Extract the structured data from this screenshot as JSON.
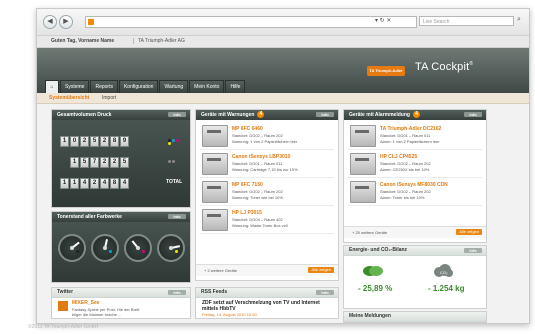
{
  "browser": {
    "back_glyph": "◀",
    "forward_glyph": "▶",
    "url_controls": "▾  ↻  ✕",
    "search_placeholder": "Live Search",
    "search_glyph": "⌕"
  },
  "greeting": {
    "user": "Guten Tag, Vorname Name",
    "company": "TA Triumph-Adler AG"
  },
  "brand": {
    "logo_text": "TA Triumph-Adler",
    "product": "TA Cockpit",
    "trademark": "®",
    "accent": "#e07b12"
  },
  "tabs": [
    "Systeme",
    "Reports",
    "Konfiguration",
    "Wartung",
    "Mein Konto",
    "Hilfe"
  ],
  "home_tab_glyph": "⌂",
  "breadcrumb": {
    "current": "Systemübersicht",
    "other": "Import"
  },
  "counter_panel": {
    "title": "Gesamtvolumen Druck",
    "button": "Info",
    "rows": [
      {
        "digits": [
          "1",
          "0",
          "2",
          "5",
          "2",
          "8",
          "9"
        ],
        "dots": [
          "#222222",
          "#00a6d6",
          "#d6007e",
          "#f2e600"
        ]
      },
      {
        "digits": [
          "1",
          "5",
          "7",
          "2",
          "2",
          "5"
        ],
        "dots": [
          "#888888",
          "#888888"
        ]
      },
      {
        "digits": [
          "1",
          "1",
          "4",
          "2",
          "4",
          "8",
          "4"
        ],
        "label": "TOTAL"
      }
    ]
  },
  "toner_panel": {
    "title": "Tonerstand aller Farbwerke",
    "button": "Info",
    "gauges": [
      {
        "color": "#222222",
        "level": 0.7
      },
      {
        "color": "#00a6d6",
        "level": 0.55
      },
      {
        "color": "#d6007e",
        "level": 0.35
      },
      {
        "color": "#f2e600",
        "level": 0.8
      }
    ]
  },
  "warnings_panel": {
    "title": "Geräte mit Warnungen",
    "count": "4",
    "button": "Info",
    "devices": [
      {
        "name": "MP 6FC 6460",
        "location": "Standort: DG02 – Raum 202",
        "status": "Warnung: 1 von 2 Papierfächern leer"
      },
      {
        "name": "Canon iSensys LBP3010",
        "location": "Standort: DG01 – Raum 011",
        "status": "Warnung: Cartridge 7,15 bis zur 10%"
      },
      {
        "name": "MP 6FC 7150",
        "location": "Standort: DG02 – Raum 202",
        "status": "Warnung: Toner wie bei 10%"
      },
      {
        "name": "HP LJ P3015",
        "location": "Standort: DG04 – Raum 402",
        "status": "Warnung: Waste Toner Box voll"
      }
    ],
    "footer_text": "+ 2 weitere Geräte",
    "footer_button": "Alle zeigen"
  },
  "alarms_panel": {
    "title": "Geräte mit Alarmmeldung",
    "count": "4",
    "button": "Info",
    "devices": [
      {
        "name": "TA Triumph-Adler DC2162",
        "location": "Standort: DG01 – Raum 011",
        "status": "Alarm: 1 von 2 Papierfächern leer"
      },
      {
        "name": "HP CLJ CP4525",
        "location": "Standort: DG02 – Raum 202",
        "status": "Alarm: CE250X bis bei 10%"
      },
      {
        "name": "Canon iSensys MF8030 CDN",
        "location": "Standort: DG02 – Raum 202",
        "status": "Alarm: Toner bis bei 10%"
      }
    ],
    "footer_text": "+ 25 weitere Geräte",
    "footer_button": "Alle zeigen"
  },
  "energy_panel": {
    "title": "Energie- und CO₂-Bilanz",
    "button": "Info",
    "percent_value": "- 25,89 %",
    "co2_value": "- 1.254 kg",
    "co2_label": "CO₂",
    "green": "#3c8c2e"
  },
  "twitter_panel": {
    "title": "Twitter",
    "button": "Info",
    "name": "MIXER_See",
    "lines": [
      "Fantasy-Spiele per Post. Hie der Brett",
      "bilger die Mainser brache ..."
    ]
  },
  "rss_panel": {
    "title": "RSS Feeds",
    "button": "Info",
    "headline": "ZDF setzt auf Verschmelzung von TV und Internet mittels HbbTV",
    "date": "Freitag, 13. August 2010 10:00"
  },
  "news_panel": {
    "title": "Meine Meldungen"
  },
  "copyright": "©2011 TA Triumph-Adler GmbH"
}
++++++
_Instructions for the task:_
Go back to the records above and write them out exactly, without the pictures.

_Answer to the problem:_
Extract the structured data from this screenshot as JSON.
{
  "browser": {
    "back_glyph": "◀",
    "forward_glyph": "▶",
    "url_controls": "▾  ↻  ✕",
    "search_placeholder": "Live Search",
    "search_glyph": "⌕"
  },
  "greeting": {
    "user": "Guten Tag, Vorname Name",
    "company": "TA Triumph-Adler AG"
  },
  "brand": {
    "logo_text": "TA Triumph-Adler",
    "product": "TA Cockpit",
    "trademark": "®",
    "accent": "#e07b12"
  },
  "tabs": [
    "Systeme",
    "Reports",
    "Konfiguration",
    "Wartung",
    "Mein Konto",
    "Hilfe"
  ],
  "home_tab_glyph": "⌂",
  "breadcrumb": {
    "current": "Systemübersicht",
    "other": "Import"
  },
  "counter_panel": {
    "title": "Gesamtvolumen Druck",
    "button": "Info",
    "rows": [
      {
        "digits": [
          "1",
          "0",
          "2",
          "5",
          "2",
          "8",
          "9"
        ],
        "dots": [
          "#222222",
          "#00a6d6",
          "#d6007e",
          "#f2e600"
        ]
      },
      {
        "digits": [
          "1",
          "5",
          "7",
          "2",
          "2",
          "5"
        ],
        "dots": [
          "#888888",
          "#888888"
        ]
      },
      {
        "digits": [
          "1",
          "1",
          "4",
          "2",
          "4",
          "8",
          "4"
        ],
        "label": "TOTAL"
      }
    ]
  },
  "toner_panel": {
    "title": "Tonerstand aller Farbwerke",
    "button": "Info",
    "gauges": [
      {
        "color": "#222222",
        "level": 0.7
      },
      {
        "color": "#00a6d6",
        "level": 0.55
      },
      {
        "color": "#d6007e",
        "level": 0.35
      },
      {
        "color": "#f2e600",
        "level": 0.8
      }
    ]
  },
  "warnings_panel": {
    "title": "Geräte mit Warnungen",
    "count": "4",
    "button": "Info",
    "devices": [
      {
        "name": "MP 6FC 6460",
        "location": "Standort: DG02 – Raum 202",
        "status": "Warnung: 1 von 2 Papierfächern leer"
      },
      {
        "name": "Canon iSensys LBP3010",
        "location": "Standort: DG01 – Raum 011",
        "status": "Warnung: Cartridge 7,15 bis zur 10%"
      },
      {
        "name": "MP 6FC 7150",
        "location": "Standort: DG02 – Raum 202",
        "status": "Warnung: Toner wie bei 10%"
      },
      {
        "name": "HP LJ P3015",
        "location": "Standort: DG04 – Raum 402",
        "status": "Warnung: Waste Toner Box voll"
      }
    ],
    "footer_text": "+ 2 weitere Geräte",
    "footer_button": "Alle zeigen"
  },
  "alarms_panel": {
    "title": "Geräte mit Alarmmeldung",
    "count": "4",
    "button": "Info",
    "devices": [
      {
        "name": "TA Triumph-Adler DC2162",
        "location": "Standort: DG01 – Raum 011",
        "status": "Alarm: 1 von 2 Papierfächern leer"
      },
      {
        "name": "HP CLJ CP4525",
        "location": "Standort: DG02 – Raum 202",
        "status": "Alarm: CE250X bis bei 10%"
      },
      {
        "name": "Canon iSensys MF8030 CDN",
        "location": "Standort: DG02 – Raum 202",
        "status": "Alarm: Toner bis bei 10%"
      }
    ],
    "footer_text": "+ 25 weitere Geräte",
    "footer_button": "Alle zeigen"
  },
  "energy_panel": {
    "title": "Energie- und CO₂-Bilanz",
    "button": "Info",
    "percent_value": "- 25,89 %",
    "co2_value": "- 1.254 kg",
    "co2_label": "CO₂",
    "green": "#3c8c2e"
  },
  "twitter_panel": {
    "title": "Twitter",
    "button": "Info",
    "name": "MIXER_See",
    "lines": [
      "Fantasy-Spiele per Post. Hie der Brett",
      "bilger die Mainser brache ..."
    ]
  },
  "rss_panel": {
    "title": "RSS Feeds",
    "button": "Info",
    "headline": "ZDF setzt auf Verschmelzung von TV und Internet mittels HbbTV",
    "date": "Freitag, 13. August 2010 10:00"
  },
  "news_panel": {
    "title": "Meine Meldungen"
  },
  "copyright": "©2011 TA Triumph-Adler GmbH"
}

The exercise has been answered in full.